- _Provided material_:
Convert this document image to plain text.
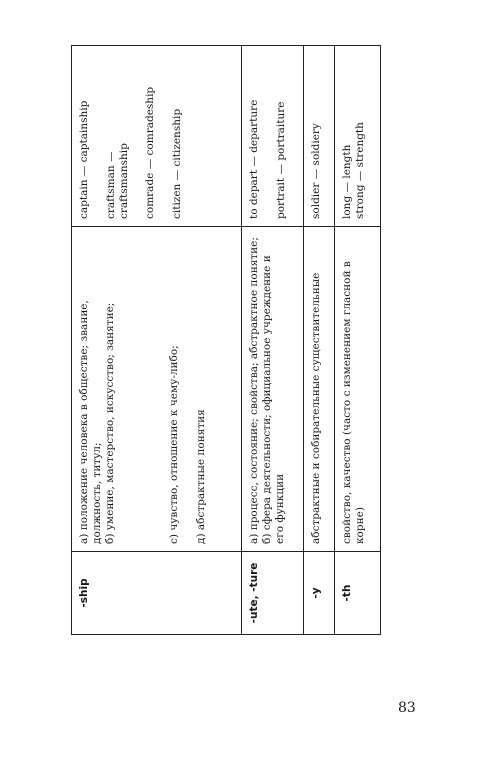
-ship	а) положение человека в обществе; звание, должность, титул; б) умение, мастерство, искусство; занятие; с) чувство, отношение к чему-либо; д) абстрактные понятия	captain — captainship craftsman — craftsmanship comrade — comradeship citizen — citizenship

-ute, -ture	а) процесс, состояние; свойства; абстрактное понятие; б) сфера деятельности; официальное учреждение и его функции	to depart — departure portrait — portraiture

-y	абстрактные и собирательные существительные	soldier — soldiery

-th	свойство, качество (часто с изменением гласной в корне)	long — length strong — strength
83
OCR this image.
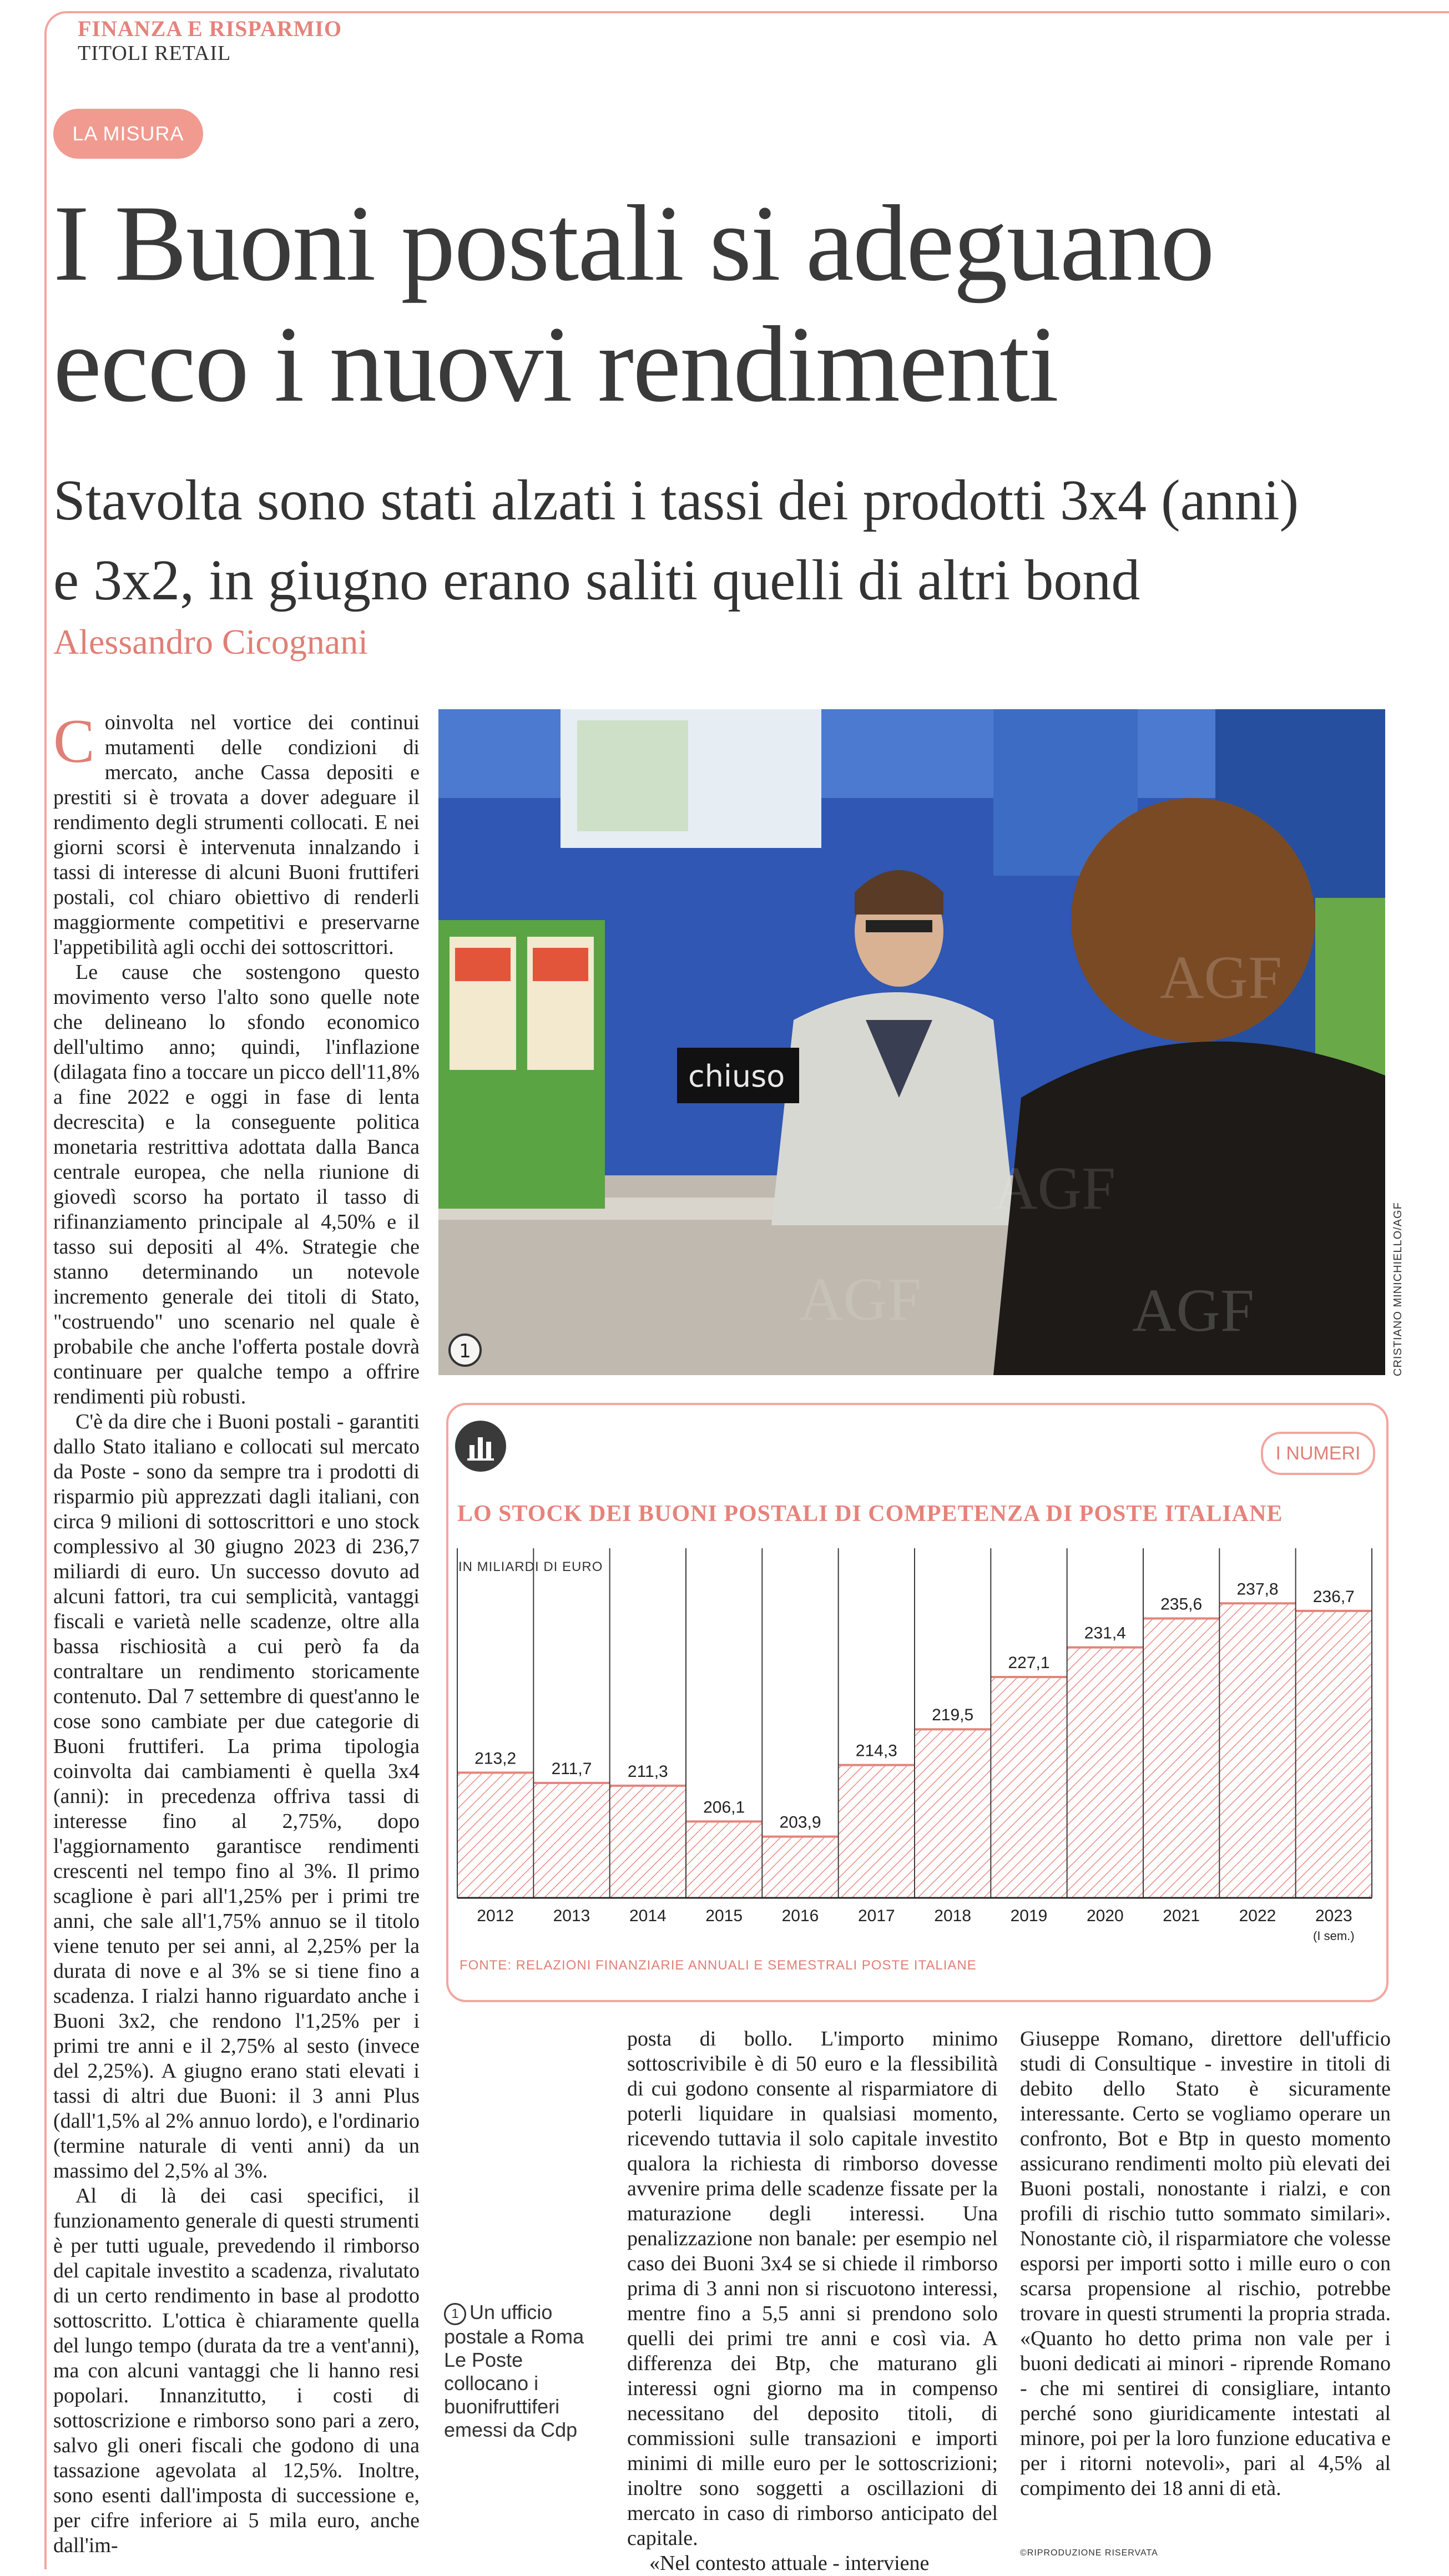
FINANZA E RISPARMIO
TITOLI RETAIL
LA MISURA
I Buoni postali si adeguano
ecco i nuovi rendimenti
Stavolta sono stati alzati i tassi dei prodotti 3x4 (anni)
e 3x2, in giugno erano saliti quelli di altri bond
Alessandro Cicognani

Coinvolta nel vortice dei continui mutamenti delle condizioni di mercato, anche Cassa depositi e prestiti si è trovata a dover adeguare il rendimento degli strumenti collocati. E nei giorni scorsi è intervenuta innalzando i tassi di interesse di alcuni Buoni fruttiferi postali, col chiaro obiettivo di renderli maggiormente competitivi e preservarne l'appetibilità agli occhi dei sottoscrittori.

Le cause che sostengono questo movimento verso l'alto sono quelle note che delineano lo sfondo economico dell'ultimo anno; quindi, l'inflazione (dilagata fino a toccare un picco dell'11,8% a fine 2022 e oggi in fase di lenta decrescita) e la conseguente politica monetaria restrittiva adottata dalla Banca centrale europea, che nella riunione di giovedì scorso ha portato il tasso di rifinanziamento principale al 4,50% e il tasso sui depositi al 4%. Strategie che stanno determinando un notevole incremento generale dei titoli di Stato, "costruendo" uno scenario nel quale è probabile che anche l'offerta postale dovrà continuare per qualche tempo a offrire rendimenti più robusti.

C'è da dire che i Buoni postali - garantiti dallo Stato italiano e collocati sul mercato da Poste - sono da sempre tra i prodotti di risparmio più apprezzati dagli italiani, con circa 9 milioni di sottoscrittori e uno stock complessivo al 30 giugno 2023 di 236,7 miliardi di euro. Un successo dovuto ad alcuni fattori, tra cui semplicità, vantaggi fiscali e varietà nelle scadenze, oltre alla bassa rischiosità a cui però fa da contraltare un rendimento storicamente contenuto. Dal 7 settembre di quest'anno le cose sono cambiate per due categorie di Buoni fruttiferi. La prima tipologia coinvolta dai cambiamenti è quella 3x4 (anni): in precedenza offriva tassi di interesse fino al 2,75%, dopo l'aggiornamento garantisce rendimenti crescenti nel tempo fino al 3%. Il primo scaglione è pari all'1,25% per i primi tre anni, che sale all'1,75% annuo se il titolo viene tenuto per sei anni, al 2,25% per la durata di nove e al 3% se si tiene fino a scadenza. I rialzi hanno riguardato anche i Buoni 3x2, che rendono l'1,25% per i primi tre anni e il 2,75% al sesto (invece del 2,25%). A giugno erano stati elevati i tassi di altri due Buoni: il 3 anni Plus (dall'1,5% al 2% annuo lordo), e l'ordinario (termine naturale di venti anni) da un massimo del 2,5% al 3%.

Al di là dei casi specifici, il funzionamento generale di questi strumenti è per tutti uguale, prevedendo il rimborso del capitale investito a scadenza, rivalutato di un certo rendimento in base al prodotto sottoscritto. L'ottica è chiaramente quella del lungo tempo (durata da tre a vent'anni), ma con alcuni vantaggi che li hanno resi popolari. Innanzitutto, i costi di sottoscrizione e rimborso sono pari a zero, salvo gli oneri fiscali che godono di una tassazione agevolata al 12,5%. Inoltre, sono esenti dall'imposta di successione e, per cifre inferiore ai 5 mila euro, anche dall'im-

chiuso
AGF
AGF
AGF
AGF
1	CRISTIANO MINICHIELLO/AGF
I NUMERI
LO STOCK DEI BUONI POSTALI DI COMPETENZA DI POSTE ITALIANE
IN MILIARDI DI EURO
213,2
2012
211,7
2013
211,3
2014
206,1
2015
203,9
2016
214,3
2017
219,5
2018
227,1
2019
231,4
2020
235,6
2021
237,8
2022
236,7
2023
(I sem.)
FONTE: RELAZIONI FINANZIARIE ANNUALI E SEMESTRALI POSTE ITALIANE
1 Un ufficio postale a Roma Le Poste collocano i buonifruttiferi emessi da Cdp

posta di bollo. L'importo minimo sottoscrivibile è di 50 euro e la flessibilità di cui godono consente al risparmiatore di poterli liquidare in qualsiasi momento, ricevendo tuttavia il solo capitale investito qualora la richiesta di rimborso dovesse avvenire prima delle scadenze fissate per la maturazione degli interessi. Una penalizzazione non banale: per esempio nel caso dei Buoni 3x4 se si chiede il rimborso prima di 3 anni non si riscuotono interessi, mentre fino a 5,5 anni si prendono solo quelli dei primi tre anni e così via. A differenza dei Btp, che maturano gli interessi ogni giorno ma in compenso necessitano del deposito titoli, di commissioni sulle transazioni e importi minimi di mille euro per le sottoscrizioni; inoltre sono soggetti a oscillazioni di mercato in caso di rimborso anticipato del capitale.

«Nel contesto attuale - interviene

Giuseppe Romano, direttore dell'ufficio studi di Consultique - investire in titoli di debito dello Stato è sicuramente interessante. Certo se vogliamo operare un confronto, Bot e Btp in questo momento assicurano rendimenti molto più elevati dei Buoni postali, nonostante i rialzi, e con profili di rischio tutto sommato similari». Nonostante ciò, il risparmiatore che volesse esporsi per importi sotto i mille euro o con scarsa propensione al rischio, potrebbe trovare in questi strumenti la propria strada. «Quanto ho detto prima non vale per i buoni dedicati ai minori - riprende Romano - che mi sentirei di consigliare, intanto perché sono giuridicamente intestati al minore, poi per la loro funzione educativa e per i ritorni notevoli», pari al 4,5% al compimento dei 18 anni di età.

©RIPRODUZIONE RISERVATA
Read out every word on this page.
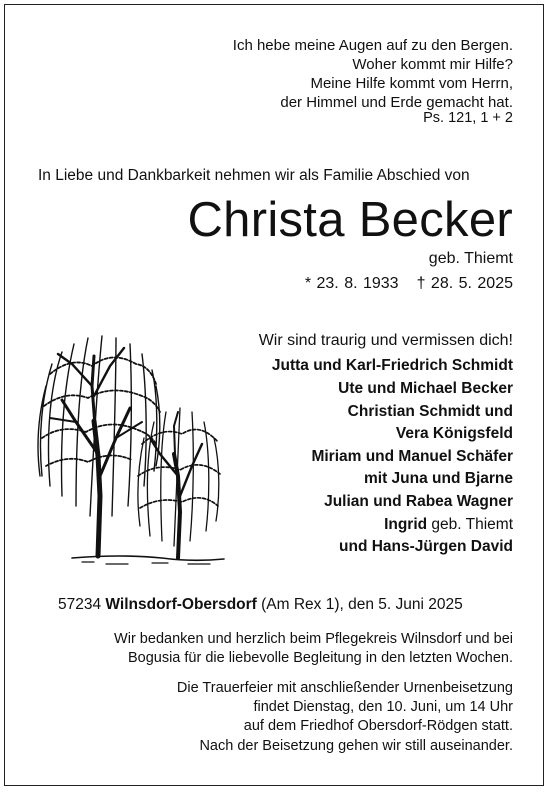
Ich hebe meine Augen auf zu den Bergen.
Woher kommt mir Hilfe?
Meine Hilfe kommt vom Herrn,
der Himmel und Erde gemacht hat.
Ps. 121, 1 + 2
In Liebe und Dankbarkeit nehmen wir als Familie Abschied von
Christa Becker
geb. Thiemt
* 23. 8. 1933 † 28. 5. 2025
Wir sind traurig und vermissen dich!
Jutta und Karl-Friedrich Schmidt
Ute und Michael Becker
Christian Schmidt und
Vera Königsfeld
Miriam und Manuel Schäfer
mit Juna und Bjarne
Julian und Rabea Wagner
Ingrid geb. Thiemt
und Hans-Jürgen David
57234 Wilnsdorf-Obersdorf (Am Rex 1), den 5. Juni 2025
Wir bedanken und herzlich beim Pflegekreis Wilnsdorf und bei
Bogusia für die liebevolle Begleitung in den letzten Wochen.
Die Trauerfeier mit anschließender Urnenbeisetzung
findet Dienstag, den 10. Juni, um 14 Uhr
auf dem Friedhof Obersdorf-Rödgen statt.
Nach der Beisetzung gehen wir still auseinander.
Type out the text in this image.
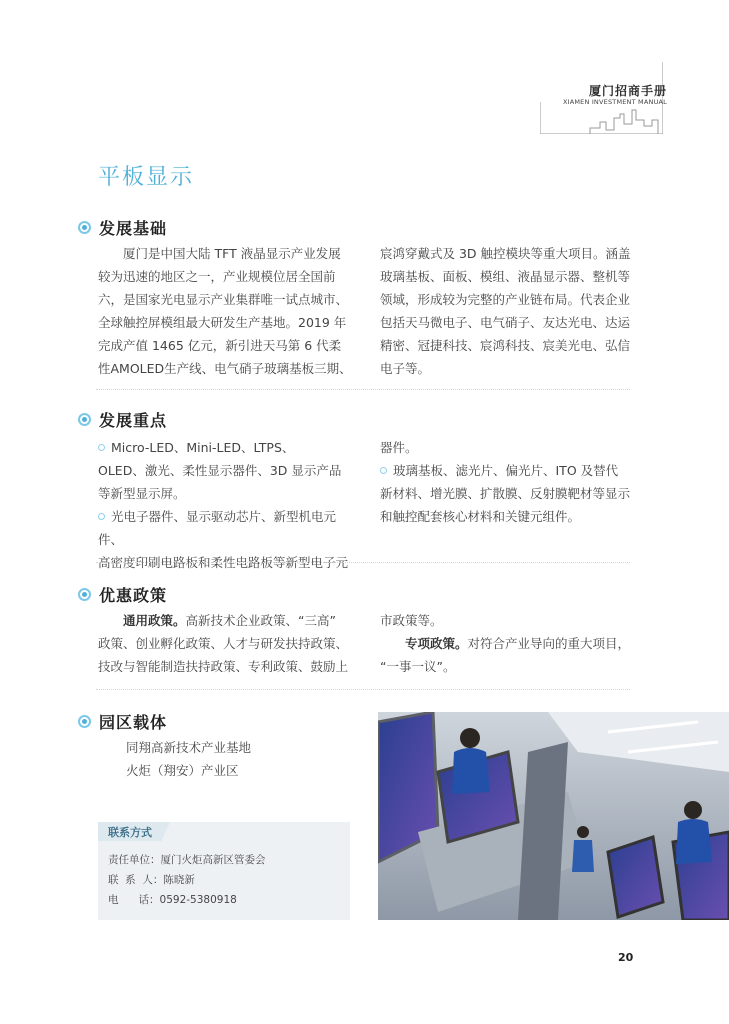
厦门招商手册
XIAMEN INVESTMENT MANUAL
平板显示
发展基础

厦门是中国大陆 TFT 液晶显示产业发展

较为迅速的地区之一，产业规模位居全国前

六，是国家光电显示产业集群唯一试点城市、

全球触控屏模组最大研发生产基地。2019 年

完成产值 1465 亿元，新引进天马第 6 代柔

性AMOLED生产线、电气硝子玻璃基板三期、

宸鸿穿戴式及 3D 触控模块等重大项目。涵盖

玻璃基板、面板、模组、液晶显示器、整机等

领域，形成较为完整的产业链布局。代表企业

包括天马微电子、电气硝子、友达光电、达运

精密、冠捷科技、宸鸿科技、宸美光电、弘信

电子等。

发展重点

Micro-LED、Mini-LED、LTPS、

OLED、激光、柔性显示器件、3D 显示产品

等新型显示屏。

光电子器件、显示驱动芯片、新型机电元件、

高密度印刷电路板和柔性电路板等新型电子元

器件。

玻璃基板、滤光片、偏光片、ITO 及替代

新材料、增光膜、扩散膜、反射膜靶材等显示

和触控配套核心材料和关键元组件。

优惠政策

通用政策。高新技术企业政策、“三高”

政策、创业孵化政策、人才与研发扶持政策、

技改与智能制造扶持政策、专利政策、鼓励上

市政策等。

专项政策。对符合产业导向的重大项目，

“一事一议”。

园区载体
同翔高新技术产业基地
火炬（翔安）产业区
联系方式
责任单位：厦门火炬高新区管委会
联  系  人：陈晓新
电      话：0592-5380918
20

- _Exercise_:
Which lines above contain the word "kommt"? Copy each of them.

- _Full output_:
Woher kommt mir Hilfe?
Meine Hilfe kommt vom Herrn,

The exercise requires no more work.